Records about charts and figures:
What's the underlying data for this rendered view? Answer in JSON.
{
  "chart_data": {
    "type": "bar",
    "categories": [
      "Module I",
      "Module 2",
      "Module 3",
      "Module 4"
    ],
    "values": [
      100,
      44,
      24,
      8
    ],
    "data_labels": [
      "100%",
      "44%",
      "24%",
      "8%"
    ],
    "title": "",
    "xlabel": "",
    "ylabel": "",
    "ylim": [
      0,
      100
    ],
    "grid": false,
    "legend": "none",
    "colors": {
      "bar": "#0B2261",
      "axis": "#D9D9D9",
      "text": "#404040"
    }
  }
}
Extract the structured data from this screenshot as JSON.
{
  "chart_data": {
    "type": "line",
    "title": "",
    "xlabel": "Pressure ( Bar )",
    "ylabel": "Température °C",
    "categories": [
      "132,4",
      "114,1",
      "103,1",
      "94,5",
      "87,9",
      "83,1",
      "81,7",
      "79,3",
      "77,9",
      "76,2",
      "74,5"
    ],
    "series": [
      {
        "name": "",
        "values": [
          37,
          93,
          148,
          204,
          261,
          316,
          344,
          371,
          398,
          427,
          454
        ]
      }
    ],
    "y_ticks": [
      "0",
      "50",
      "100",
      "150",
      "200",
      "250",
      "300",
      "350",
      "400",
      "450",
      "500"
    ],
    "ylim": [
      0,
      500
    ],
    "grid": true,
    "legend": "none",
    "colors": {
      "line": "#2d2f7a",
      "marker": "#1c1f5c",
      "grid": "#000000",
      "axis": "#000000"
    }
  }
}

**EXERCISE:**
Can you restate every record above word for word?

**SOLUTION:**
What's the underlying data for this rendered view? Answer in JSON.
{
  "chart_data": {
    "type": "bar",
    "categories": [
      "Module I",
      "Module 2",
      "Module 3",
      "Module 4"
    ],
    "values": [
      100,
      44,
      24,
      8
    ],
    "data_labels": [
      "100%",
      "44%",
      "24%",
      "8%"
    ],
    "title": "",
    "xlabel": "",
    "ylabel": "",
    "ylim": [
      0,
      100
    ],
    "grid": false,
    "legend": "none",
    "colors": {
      "bar": "#0B2261",
      "axis": "#D9D9D9",
      "text": "#404040"
    }
  }
}
Extract the structured data from this screenshot as JSON.
{
  "chart_data": {
    "type": "line",
    "title": "",
    "xlabel": "Pressure ( Bar )",
    "ylabel": "Température °C",
    "categories": [
      "132,4",
      "114,1",
      "103,1",
      "94,5",
      "87,9",
      "83,1",
      "81,7",
      "79,3",
      "77,9",
      "76,2",
      "74,5"
    ],
    "series": [
      {
        "name": "",
        "values": [
          37,
          93,
          148,
          204,
          261,
          316,
          344,
          371,
          398,
          427,
          454
        ]
      }
    ],
    "y_ticks": [
      "0",
      "50",
      "100",
      "150",
      "200",
      "250",
      "300",
      "350",
      "400",
      "450",
      "500"
    ],
    "ylim": [
      0,
      500
    ],
    "grid": true,
    "legend": "none",
    "colors": {
      "line": "#2d2f7a",
      "marker": "#1c1f5c",
      "grid": "#000000",
      "axis": "#000000"
    }
  }
}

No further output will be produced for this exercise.